Before you finish, make sure each line of the records has been retyped exactly.

[Opening SOURCE DATA section]

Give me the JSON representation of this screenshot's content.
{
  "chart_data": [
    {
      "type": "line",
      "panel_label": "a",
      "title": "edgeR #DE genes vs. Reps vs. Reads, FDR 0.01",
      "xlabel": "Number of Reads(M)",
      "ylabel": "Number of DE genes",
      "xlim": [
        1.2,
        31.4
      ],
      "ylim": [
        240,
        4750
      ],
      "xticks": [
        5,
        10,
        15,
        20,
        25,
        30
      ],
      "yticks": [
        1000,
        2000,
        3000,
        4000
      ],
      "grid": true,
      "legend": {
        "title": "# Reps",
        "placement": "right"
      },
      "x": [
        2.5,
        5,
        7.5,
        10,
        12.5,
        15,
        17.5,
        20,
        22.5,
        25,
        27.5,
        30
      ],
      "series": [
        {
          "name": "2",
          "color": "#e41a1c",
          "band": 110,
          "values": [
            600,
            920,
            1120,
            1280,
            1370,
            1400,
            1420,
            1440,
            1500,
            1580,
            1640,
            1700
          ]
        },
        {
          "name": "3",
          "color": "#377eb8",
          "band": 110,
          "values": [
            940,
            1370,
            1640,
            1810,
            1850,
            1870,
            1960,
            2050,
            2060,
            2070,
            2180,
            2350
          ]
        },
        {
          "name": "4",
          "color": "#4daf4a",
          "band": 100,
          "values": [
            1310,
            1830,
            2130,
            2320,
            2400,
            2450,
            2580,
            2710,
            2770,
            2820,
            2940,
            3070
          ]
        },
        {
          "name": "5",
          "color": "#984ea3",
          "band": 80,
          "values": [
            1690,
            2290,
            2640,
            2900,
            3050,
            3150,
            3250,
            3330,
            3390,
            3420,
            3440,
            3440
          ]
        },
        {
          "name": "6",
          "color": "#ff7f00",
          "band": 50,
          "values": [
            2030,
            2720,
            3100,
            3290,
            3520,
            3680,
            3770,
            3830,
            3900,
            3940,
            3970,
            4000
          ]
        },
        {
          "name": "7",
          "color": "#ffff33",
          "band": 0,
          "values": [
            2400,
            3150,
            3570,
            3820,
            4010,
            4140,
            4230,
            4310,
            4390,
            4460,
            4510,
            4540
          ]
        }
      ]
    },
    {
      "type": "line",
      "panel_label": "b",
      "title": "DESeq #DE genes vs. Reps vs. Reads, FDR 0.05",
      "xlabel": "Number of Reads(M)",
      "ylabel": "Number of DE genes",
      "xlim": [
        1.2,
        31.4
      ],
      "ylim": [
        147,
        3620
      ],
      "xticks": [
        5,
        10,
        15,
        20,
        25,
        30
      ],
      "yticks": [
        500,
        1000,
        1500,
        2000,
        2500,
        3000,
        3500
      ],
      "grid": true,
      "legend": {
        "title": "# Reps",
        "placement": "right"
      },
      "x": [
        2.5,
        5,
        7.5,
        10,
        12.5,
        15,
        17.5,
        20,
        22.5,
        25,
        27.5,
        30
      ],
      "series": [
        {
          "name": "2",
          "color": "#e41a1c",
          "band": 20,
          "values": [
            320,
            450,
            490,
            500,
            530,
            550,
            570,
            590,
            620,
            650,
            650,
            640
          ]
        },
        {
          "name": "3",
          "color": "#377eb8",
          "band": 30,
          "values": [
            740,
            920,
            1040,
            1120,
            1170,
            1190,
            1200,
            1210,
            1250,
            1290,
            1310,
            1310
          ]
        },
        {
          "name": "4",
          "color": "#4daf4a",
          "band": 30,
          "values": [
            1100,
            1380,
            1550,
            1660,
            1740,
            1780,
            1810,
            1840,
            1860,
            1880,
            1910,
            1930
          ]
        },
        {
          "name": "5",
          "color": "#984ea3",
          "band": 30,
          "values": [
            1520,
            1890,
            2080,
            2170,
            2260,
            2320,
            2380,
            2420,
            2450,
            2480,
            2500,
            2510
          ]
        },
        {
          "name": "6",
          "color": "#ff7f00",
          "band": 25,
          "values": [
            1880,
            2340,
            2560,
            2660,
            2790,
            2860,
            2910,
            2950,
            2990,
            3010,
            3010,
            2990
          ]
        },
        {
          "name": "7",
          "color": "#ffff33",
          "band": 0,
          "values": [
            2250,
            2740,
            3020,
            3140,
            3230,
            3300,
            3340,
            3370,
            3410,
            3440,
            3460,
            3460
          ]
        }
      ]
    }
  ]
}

[Closing SOURCE DATA section]

> ANSWER SECTION
Give me the JSON representation of this screenshot's content.
{
  "chart_data": [
    {
      "type": "line",
      "panel_label": "a",
      "title": "edgeR #DE genes vs. Reps vs. Reads, FDR 0.01",
      "xlabel": "Number of Reads(M)",
      "ylabel": "Number of DE genes",
      "xlim": [
        1.2,
        31.4
      ],
      "ylim": [
        240,
        4750
      ],
      "xticks": [
        5,
        10,
        15,
        20,
        25,
        30
      ],
      "yticks": [
        1000,
        2000,
        3000,
        4000
      ],
      "grid": true,
      "legend": {
        "title": "# Reps",
        "placement": "right"
      },
      "x": [
        2.5,
        5,
        7.5,
        10,
        12.5,
        15,
        17.5,
        20,
        22.5,
        25,
        27.5,
        30
      ],
      "series": [
        {
          "name": "2",
          "color": "#e41a1c",
          "band": 110,
          "values": [
            600,
            920,
            1120,
            1280,
            1370,
            1400,
            1420,
            1440,
            1500,
            1580,
            1640,
            1700
          ]
        },
        {
          "name": "3",
          "color": "#377eb8",
          "band": 110,
          "values": [
            940,
            1370,
            1640,
            1810,
            1850,
            1870,
            1960,
            2050,
            2060,
            2070,
            2180,
            2350
          ]
        },
        {
          "name": "4",
          "color": "#4daf4a",
          "band": 100,
          "values": [
            1310,
            1830,
            2130,
            2320,
            2400,
            2450,
            2580,
            2710,
            2770,
            2820,
            2940,
            3070
          ]
        },
        {
          "name": "5",
          "color": "#984ea3",
          "band": 80,
          "values": [
            1690,
            2290,
            2640,
            2900,
            3050,
            3150,
            3250,
            3330,
            3390,
            3420,
            3440,
            3440
          ]
        },
        {
          "name": "6",
          "color": "#ff7f00",
          "band": 50,
          "values": [
            2030,
            2720,
            3100,
            3290,
            3520,
            3680,
            3770,
            3830,
            3900,
            3940,
            3970,
            4000
          ]
        },
        {
          "name": "7",
          "color": "#ffff33",
          "band": 0,
          "values": [
            2400,
            3150,
            3570,
            3820,
            4010,
            4140,
            4230,
            4310,
            4390,
            4460,
            4510,
            4540
          ]
        }
      ]
    },
    {
      "type": "line",
      "panel_label": "b",
      "title": "DESeq #DE genes vs. Reps vs. Reads, FDR 0.05",
      "xlabel": "Number of Reads(M)",
      "ylabel": "Number of DE genes",
      "xlim": [
        1.2,
        31.4
      ],
      "ylim": [
        147,
        3620
      ],
      "xticks": [
        5,
        10,
        15,
        20,
        25,
        30
      ],
      "yticks": [
        500,
        1000,
        1500,
        2000,
        2500,
        3000,
        3500
      ],
      "grid": true,
      "legend": {
        "title": "# Reps",
        "placement": "right"
      },
      "x": [
        2.5,
        5,
        7.5,
        10,
        12.5,
        15,
        17.5,
        20,
        22.5,
        25,
        27.5,
        30
      ],
      "series": [
        {
          "name": "2",
          "color": "#e41a1c",
          "band": 20,
          "values": [
            320,
            450,
            490,
            500,
            530,
            550,
            570,
            590,
            620,
            650,
            650,
            640
          ]
        },
        {
          "name": "3",
          "color": "#377eb8",
          "band": 30,
          "values": [
            740,
            920,
            1040,
            1120,
            1170,
            1190,
            1200,
            1210,
            1250,
            1290,
            1310,
            1310
          ]
        },
        {
          "name": "4",
          "color": "#4daf4a",
          "band": 30,
          "values": [
            1100,
            1380,
            1550,
            1660,
            1740,
            1780,
            1810,
            1840,
            1860,
            1880,
            1910,
            1930
          ]
        },
        {
          "name": "5",
          "color": "#984ea3",
          "band": 30,
          "values": [
            1520,
            1890,
            2080,
            2170,
            2260,
            2320,
            2380,
            2420,
            2450,
            2480,
            2500,
            2510
          ]
        },
        {
          "name": "6",
          "color": "#ff7f00",
          "band": 25,
          "values": [
            1880,
            2340,
            2560,
            2660,
            2790,
            2860,
            2910,
            2950,
            2990,
            3010,
            3010,
            2990
          ]
        },
        {
          "name": "7",
          "color": "#ffff33",
          "band": 0,
          "values": [
            2250,
            2740,
            3020,
            3140,
            3230,
            3300,
            3340,
            3370,
            3410,
            3440,
            3460,
            3460
          ]
        }
      ]
    }
  ]
}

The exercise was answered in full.